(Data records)

- - -

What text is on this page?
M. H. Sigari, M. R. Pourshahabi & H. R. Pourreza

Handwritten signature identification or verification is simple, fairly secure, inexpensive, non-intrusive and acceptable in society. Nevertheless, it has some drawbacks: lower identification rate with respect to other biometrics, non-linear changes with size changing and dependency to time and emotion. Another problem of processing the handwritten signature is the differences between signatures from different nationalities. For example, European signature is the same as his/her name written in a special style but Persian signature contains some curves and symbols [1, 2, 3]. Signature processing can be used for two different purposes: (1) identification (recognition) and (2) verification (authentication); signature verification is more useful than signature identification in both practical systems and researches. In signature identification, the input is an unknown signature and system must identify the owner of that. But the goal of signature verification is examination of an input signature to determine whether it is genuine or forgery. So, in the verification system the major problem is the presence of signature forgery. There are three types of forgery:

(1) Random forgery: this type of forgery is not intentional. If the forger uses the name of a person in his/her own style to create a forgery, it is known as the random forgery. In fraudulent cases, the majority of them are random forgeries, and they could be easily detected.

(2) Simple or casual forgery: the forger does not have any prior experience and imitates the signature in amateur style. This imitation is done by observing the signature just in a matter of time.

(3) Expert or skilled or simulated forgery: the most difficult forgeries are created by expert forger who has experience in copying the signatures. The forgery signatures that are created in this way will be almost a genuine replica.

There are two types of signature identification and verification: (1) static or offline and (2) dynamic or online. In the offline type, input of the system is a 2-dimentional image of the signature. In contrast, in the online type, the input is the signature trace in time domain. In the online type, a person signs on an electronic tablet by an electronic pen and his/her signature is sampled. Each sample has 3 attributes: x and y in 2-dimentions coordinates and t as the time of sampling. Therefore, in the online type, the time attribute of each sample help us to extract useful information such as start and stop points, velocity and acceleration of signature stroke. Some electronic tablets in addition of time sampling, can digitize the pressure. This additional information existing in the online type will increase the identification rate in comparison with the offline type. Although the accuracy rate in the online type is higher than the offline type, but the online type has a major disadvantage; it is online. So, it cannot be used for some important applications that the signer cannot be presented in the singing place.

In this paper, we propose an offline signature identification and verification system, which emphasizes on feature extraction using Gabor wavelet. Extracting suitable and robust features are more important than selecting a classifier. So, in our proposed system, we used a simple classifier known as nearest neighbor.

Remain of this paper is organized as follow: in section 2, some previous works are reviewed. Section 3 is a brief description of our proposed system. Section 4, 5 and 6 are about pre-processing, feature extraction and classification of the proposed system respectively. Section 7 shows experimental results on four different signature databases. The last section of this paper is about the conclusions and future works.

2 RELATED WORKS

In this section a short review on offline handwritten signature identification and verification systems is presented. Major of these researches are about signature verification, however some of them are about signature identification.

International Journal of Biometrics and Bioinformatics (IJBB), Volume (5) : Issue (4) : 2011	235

- - -

What is required >> Exactly reproduce all of the entries.

Answer for this exercise >>
What text is on this page?
M. H. Sigari, M. R. Pourshahabi & H. R. Pourreza

Handwritten signature identification or verification is simple, fairly secure, inexpensive, non-intrusive and acceptable in society. Nevertheless, it has some drawbacks: lower identification rate with respect to other biometrics, non-linear changes with size changing and dependency to time and emotion. Another problem of processing the handwritten signature is the differences between signatures from different nationalities. For example, European signature is the same as his/her name written in a special style but Persian signature contains some curves and symbols [1, 2, 3]. Signature processing can be used for two different purposes: (1) identification (recognition) and (2) verification (authentication); signature verification is more useful than signature identification in both practical systems and researches. In signature identification, the input is an unknown signature and system must identify the owner of that. But the goal of signature verification is examination of an input signature to determine whether it is genuine or forgery. So, in the verification system the major problem is the presence of signature forgery. There are three types of forgery:

(1) Random forgery: this type of forgery is not intentional. If the forger uses the name of a person in his/her own style to create a forgery, it is known as the random forgery. In fraudulent cases, the majority of them are random forgeries, and they could be easily detected.

(2) Simple or casual forgery: the forger does not have any prior experience and imitates the signature in amateur style. This imitation is done by observing the signature just in a matter of time.

(3) Expert or skilled or simulated forgery: the most difficult forgeries are created by expert forger who has experience in copying the signatures. The forgery signatures that are created in this way will be almost a genuine replica.

There are two types of signature identification and verification: (1) static or offline and (2) dynamic or online. In the offline type, input of the system is a 2-dimentional image of the signature. In contrast, in the online type, the input is the signature trace in time domain. In the online type, a person signs on an electronic tablet by an electronic pen and his/her signature is sampled. Each sample has 3 attributes: x and y in 2-dimentions coordinates and t as the time of sampling. Therefore, in the online type, the time attribute of each sample help us to extract useful information such as start and stop points, velocity and acceleration of signature stroke. Some electronic tablets in addition of time sampling, can digitize the pressure. This additional information existing in the online type will increase the identification rate in comparison with the offline type. Although the accuracy rate in the online type is higher than the offline type, but the online type has a major disadvantage; it is online. So, it cannot be used for some important applications that the signer cannot be presented in the singing place.

In this paper, we propose an offline signature identification and verification system, which emphasizes on feature extraction using Gabor wavelet. Extracting suitable and robust features are more important than selecting a classifier. So, in our proposed system, we used a simple classifier known as nearest neighbor.

Remain of this paper is organized as follow: in section 2, some previous works are reviewed. Section 3 is a brief description of our proposed system. Section 4, 5 and 6 are about pre-processing, feature extraction and classification of the proposed system respectively. Section 7 shows experimental results on four different signature databases. The last section of this paper is about the conclusions and future works.

2 RELATED WORKS

In this section a short review on offline handwritten signature identification and verification systems is presented. Major of these researches are about signature verification, however some of them are about signature identification.

International Journal of Biometrics and Bioinformatics (IJBB), Volume (5) : Issue (4) : 2011	235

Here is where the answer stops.